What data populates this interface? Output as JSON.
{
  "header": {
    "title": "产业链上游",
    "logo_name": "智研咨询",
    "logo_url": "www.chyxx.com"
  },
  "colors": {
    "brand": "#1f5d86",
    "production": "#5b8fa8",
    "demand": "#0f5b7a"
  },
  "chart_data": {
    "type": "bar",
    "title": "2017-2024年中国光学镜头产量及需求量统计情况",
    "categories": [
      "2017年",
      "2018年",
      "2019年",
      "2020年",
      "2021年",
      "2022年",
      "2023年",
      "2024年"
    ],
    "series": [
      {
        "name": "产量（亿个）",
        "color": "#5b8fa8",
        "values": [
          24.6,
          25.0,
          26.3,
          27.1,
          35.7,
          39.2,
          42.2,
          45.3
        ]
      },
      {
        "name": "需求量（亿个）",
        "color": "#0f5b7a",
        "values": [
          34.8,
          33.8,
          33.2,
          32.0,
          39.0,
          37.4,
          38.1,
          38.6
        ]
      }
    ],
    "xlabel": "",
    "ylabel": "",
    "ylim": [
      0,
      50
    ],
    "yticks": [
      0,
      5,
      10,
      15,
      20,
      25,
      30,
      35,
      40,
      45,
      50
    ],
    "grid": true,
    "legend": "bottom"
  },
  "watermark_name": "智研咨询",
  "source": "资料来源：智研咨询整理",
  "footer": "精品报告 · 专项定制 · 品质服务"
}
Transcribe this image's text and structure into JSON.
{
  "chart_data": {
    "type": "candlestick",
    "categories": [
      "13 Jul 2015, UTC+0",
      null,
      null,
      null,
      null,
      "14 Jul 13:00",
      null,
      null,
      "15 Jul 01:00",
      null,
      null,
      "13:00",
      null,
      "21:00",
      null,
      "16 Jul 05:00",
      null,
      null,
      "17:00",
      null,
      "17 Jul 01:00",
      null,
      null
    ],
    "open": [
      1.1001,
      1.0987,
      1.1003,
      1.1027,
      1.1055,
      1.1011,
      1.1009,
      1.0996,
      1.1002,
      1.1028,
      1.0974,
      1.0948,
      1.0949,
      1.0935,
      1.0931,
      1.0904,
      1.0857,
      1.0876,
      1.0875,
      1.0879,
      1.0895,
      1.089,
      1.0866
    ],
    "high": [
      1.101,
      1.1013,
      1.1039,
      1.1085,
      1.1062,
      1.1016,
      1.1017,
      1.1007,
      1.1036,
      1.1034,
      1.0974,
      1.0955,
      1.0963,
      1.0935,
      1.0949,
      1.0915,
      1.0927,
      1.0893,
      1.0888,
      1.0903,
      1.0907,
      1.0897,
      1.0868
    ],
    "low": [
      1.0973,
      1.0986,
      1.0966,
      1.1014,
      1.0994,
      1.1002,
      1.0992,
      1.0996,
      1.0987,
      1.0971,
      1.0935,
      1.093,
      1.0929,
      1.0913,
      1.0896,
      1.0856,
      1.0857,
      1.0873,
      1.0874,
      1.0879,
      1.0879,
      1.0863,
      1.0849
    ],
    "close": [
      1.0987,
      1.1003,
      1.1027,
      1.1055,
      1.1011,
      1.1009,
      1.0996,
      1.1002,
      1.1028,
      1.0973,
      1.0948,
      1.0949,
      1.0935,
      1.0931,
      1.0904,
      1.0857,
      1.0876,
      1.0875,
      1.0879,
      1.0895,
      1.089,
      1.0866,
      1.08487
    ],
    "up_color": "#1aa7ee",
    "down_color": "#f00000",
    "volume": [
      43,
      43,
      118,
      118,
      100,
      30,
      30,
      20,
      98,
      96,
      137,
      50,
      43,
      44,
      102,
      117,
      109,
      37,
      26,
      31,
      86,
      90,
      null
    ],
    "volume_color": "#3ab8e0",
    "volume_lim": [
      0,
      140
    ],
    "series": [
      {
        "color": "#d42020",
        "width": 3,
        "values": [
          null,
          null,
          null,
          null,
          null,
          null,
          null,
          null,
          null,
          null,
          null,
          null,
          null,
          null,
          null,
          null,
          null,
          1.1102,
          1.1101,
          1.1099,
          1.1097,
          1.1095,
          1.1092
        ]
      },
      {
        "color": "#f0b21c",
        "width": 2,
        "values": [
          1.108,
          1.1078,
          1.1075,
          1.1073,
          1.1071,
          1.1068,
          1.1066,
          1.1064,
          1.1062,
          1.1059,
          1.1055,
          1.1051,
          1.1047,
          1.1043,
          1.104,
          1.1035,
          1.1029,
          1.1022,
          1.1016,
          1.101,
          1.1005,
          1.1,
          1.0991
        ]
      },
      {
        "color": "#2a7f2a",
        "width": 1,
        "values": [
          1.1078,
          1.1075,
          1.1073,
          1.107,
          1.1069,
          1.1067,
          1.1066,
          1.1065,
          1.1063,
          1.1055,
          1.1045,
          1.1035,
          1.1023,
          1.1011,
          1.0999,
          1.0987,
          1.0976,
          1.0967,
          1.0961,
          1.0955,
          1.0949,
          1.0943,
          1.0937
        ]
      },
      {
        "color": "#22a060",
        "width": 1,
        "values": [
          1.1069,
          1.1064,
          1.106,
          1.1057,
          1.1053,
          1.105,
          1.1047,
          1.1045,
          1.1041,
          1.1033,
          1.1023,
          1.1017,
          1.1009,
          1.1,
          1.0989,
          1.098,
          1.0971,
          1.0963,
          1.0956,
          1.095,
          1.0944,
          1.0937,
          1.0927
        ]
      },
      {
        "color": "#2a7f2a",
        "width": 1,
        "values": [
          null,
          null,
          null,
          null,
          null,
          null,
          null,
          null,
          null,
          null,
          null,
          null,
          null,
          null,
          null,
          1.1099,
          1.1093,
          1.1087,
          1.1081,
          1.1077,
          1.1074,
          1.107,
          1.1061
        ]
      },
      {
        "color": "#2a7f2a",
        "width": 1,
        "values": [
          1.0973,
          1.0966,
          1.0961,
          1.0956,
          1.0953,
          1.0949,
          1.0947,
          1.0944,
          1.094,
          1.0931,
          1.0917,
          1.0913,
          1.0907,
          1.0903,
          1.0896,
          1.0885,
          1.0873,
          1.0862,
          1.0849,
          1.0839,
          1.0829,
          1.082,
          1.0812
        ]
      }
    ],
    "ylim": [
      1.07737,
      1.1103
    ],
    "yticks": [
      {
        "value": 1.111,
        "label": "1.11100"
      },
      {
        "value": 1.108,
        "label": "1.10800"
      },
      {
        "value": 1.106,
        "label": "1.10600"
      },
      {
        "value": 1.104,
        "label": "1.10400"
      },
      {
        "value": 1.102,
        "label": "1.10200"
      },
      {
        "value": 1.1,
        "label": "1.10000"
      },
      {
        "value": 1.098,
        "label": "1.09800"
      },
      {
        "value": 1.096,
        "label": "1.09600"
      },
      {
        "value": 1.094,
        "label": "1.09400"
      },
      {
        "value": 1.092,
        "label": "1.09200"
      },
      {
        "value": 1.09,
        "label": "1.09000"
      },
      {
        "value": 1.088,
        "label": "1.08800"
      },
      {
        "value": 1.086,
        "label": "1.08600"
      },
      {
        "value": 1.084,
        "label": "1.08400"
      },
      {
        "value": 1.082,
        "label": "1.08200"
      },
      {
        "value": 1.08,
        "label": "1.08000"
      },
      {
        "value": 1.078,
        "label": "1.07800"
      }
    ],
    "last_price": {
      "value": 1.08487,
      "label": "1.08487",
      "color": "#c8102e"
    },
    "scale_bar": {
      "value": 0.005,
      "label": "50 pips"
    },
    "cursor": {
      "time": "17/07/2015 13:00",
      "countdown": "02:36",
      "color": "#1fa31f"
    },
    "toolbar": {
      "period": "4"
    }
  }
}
□ □ □ □
◆ **Work to do**: Print the listing above in full, exactly as it is.

◆ **Finished answer**:
What data populates this interface? Output as JSON.
{
  "header": {
    "title": "产业链上游",
    "logo_name": "智研咨询",
    "logo_url": "www.chyxx.com"
  },
  "colors": {
    "brand": "#1f5d86",
    "production": "#5b8fa8",
    "demand": "#0f5b7a"
  },
  "chart_data": {
    "type": "bar",
    "title": "2017-2024年中国光学镜头产量及需求量统计情况",
    "categories": [
      "2017年",
      "2018年",
      "2019年",
      "2020年",
      "2021年",
      "2022年",
      "2023年",
      "2024年"
    ],
    "series": [
      {
        "name": "产量（亿个）",
        "color": "#5b8fa8",
        "values": [
          24.6,
          25.0,
          26.3,
          27.1,
          35.7,
          39.2,
          42.2,
          45.3
        ]
      },
      {
        "name": "需求量（亿个）",
        "color": "#0f5b7a",
        "values": [
          34.8,
          33.8,
          33.2,
          32.0,
          39.0,
          37.4,
          38.1,
          38.6
        ]
      }
    ],
    "xlabel": "",
    "ylabel": "",
    "ylim": [
      0,
      50
    ],
    "yticks": [
      0,
      5,
      10,
      15,
      20,
      25,
      30,
      35,
      40,
      45,
      50
    ],
    "grid": true,
    "legend": "bottom"
  },
  "watermark_name": "智研咨询",
  "source": "资料来源：智研咨询整理",
  "footer": "精品报告 · 专项定制 · 品质服务"
}
Transcribe this image's text and structure into JSON.
{
  "chart_data": {
    "type": "candlestick",
    "categories": [
      "13 Jul 2015, UTC+0",
      null,
      null,
      null,
      null,
      "14 Jul 13:00",
      null,
      null,
      "15 Jul 01:00",
      null,
      null,
      "13:00",
      null,
      "21:00",
      null,
      "16 Jul 05:00",
      null,
      null,
      "17:00",
      null,
      "17 Jul 01:00",
      null,
      null
    ],
    "open": [
      1.1001,
      1.0987,
      1.1003,
      1.1027,
      1.1055,
      1.1011,
      1.1009,
      1.0996,
      1.1002,
      1.1028,
      1.0974,
      1.0948,
      1.0949,
      1.0935,
      1.0931,
      1.0904,
      1.0857,
      1.0876,
      1.0875,
      1.0879,
      1.0895,
      1.089,
      1.0866
    ],
    "high": [
      1.101,
      1.1013,
      1.1039,
      1.1085,
      1.1062,
      1.1016,
      1.1017,
      1.1007,
      1.1036,
      1.1034,
      1.0974,
      1.0955,
      1.0963,
      1.0935,
      1.0949,
      1.0915,
      1.0927,
      1.0893,
      1.0888,
      1.0903,
      1.0907,
      1.0897,
      1.0868
    ],
    "low": [
      1.0973,
      1.0986,
      1.0966,
      1.1014,
      1.0994,
      1.1002,
      1.0992,
      1.0996,
      1.0987,
      1.0971,
      1.0935,
      1.093,
      1.0929,
      1.0913,
      1.0896,
      1.0856,
      1.0857,
      1.0873,
      1.0874,
      1.0879,
      1.0879,
      1.0863,
      1.0849
    ],
    "close": [
      1.0987,
      1.1003,
      1.1027,
      1.1055,
      1.1011,
      1.1009,
      1.0996,
      1.1002,
      1.1028,
      1.0973,
      1.0948,
      1.0949,
      1.0935,
      1.0931,
      1.0904,
      1.0857,
      1.0876,
      1.0875,
      1.0879,
      1.0895,
      1.089,
      1.0866,
      1.08487
    ],
    "up_color": "#1aa7ee",
    "down_color": "#f00000",
    "volume": [
      43,
      43,
      118,
      118,
      100,
      30,
      30,
      20,
      98,
      96,
      137,
      50,
      43,
      44,
      102,
      117,
      109,
      37,
      26,
      31,
      86,
      90,
      null
    ],
    "volume_color": "#3ab8e0",
    "volume_lim": [
      0,
      140
    ],
    "series": [
      {
        "color": "#d42020",
        "width": 3,
        "values": [
          null,
          null,
          null,
          null,
          null,
          null,
          null,
          null,
          null,
          null,
          null,
          null,
          null,
          null,
          null,
          null,
          null,
          1.1102,
          1.1101,
          1.1099,
          1.1097,
          1.1095,
          1.1092
        ]
      },
      {
        "color": "#f0b21c",
        "width": 2,
        "values": [
          1.108,
          1.1078,
          1.1075,
          1.1073,
          1.1071,
          1.1068,
          1.1066,
          1.1064,
          1.1062,
          1.1059,
          1.1055,
          1.1051,
          1.1047,
          1.1043,
          1.104,
          1.1035,
          1.1029,
          1.1022,
          1.1016,
          1.101,
          1.1005,
          1.1,
          1.0991
        ]
      },
      {
        "color": "#2a7f2a",
        "width": 1,
        "values": [
          1.1078,
          1.1075,
          1.1073,
          1.107,
          1.1069,
          1.1067,
          1.1066,
          1.1065,
          1.1063,
          1.1055,
          1.1045,
          1.1035,
          1.1023,
          1.1011,
          1.0999,
          1.0987,
          1.0976,
          1.0967,
          1.0961,
          1.0955,
          1.0949,
          1.0943,
          1.0937
        ]
      },
      {
        "color": "#22a060",
        "width": 1,
        "values": [
          1.1069,
          1.1064,
          1.106,
          1.1057,
          1.1053,
          1.105,
          1.1047,
          1.1045,
          1.1041,
          1.1033,
          1.1023,
          1.1017,
          1.1009,
          1.1,
          1.0989,
          1.098,
          1.0971,
          1.0963,
          1.0956,
          1.095,
          1.0944,
          1.0937,
          1.0927
        ]
      },
      {
        "color": "#2a7f2a",
        "width": 1,
        "values": [
          null,
          null,
          null,
          null,
          null,
          null,
          null,
          null,
          null,
          null,
          null,
          null,
          null,
          null,
          null,
          1.1099,
          1.1093,
          1.1087,
          1.1081,
          1.1077,
          1.1074,
          1.107,
          1.1061
        ]
      },
      {
        "color": "#2a7f2a",
        "width": 1,
        "values": [
          1.0973,
          1.0966,
          1.0961,
          1.0956,
          1.0953,
          1.0949,
          1.0947,
          1.0944,
          1.094,
          1.0931,
          1.0917,
          1.0913,
          1.0907,
          1.0903,
          1.0896,
          1.0885,
          1.0873,
          1.0862,
          1.0849,
          1.0839,
          1.0829,
          1.082,
          1.0812
        ]
      }
    ],
    "ylim": [
      1.07737,
      1.1103
    ],
    "yticks": [
      {
        "value": 1.111,
        "label": "1.11100"
      },
      {
        "value": 1.108,
        "label": "1.10800"
      },
      {
        "value": 1.106,
        "label": "1.10600"
      },
      {
        "value": 1.104,
        "label": "1.10400"
      },
      {
        "value": 1.102,
        "label": "1.10200"
      },
      {
        "value": 1.1,
        "label": "1.10000"
      },
      {
        "value": 1.098,
        "label": "1.09800"
      },
      {
        "value": 1.096,
        "label": "1.09600"
      },
      {
        "value": 1.094,
        "label": "1.09400"
      },
      {
        "value": 1.092,
        "label": "1.09200"
      },
      {
        "value": 1.09,
        "label": "1.09000"
      },
      {
        "value": 1.088,
        "label": "1.08800"
      },
      {
        "value": 1.086,
        "label": "1.08600"
      },
      {
        "value": 1.084,
        "label": "1.08400"
      },
      {
        "value": 1.082,
        "label": "1.08200"
      },
      {
        "value": 1.08,
        "label": "1.08000"
      },
      {
        "value": 1.078,
        "label": "1.07800"
      }
    ],
    "last_price": {
      "value": 1.08487,
      "label": "1.08487",
      "color": "#c8102e"
    },
    "scale_bar": {
      "value": 0.005,
      "label": "50 pips"
    },
    "cursor": {
      "time": "17/07/2015 13:00",
      "countdown": "02:36",
      "color": "#1fa31f"
    },
    "toolbar": {
      "period": "4"
    }
  }
}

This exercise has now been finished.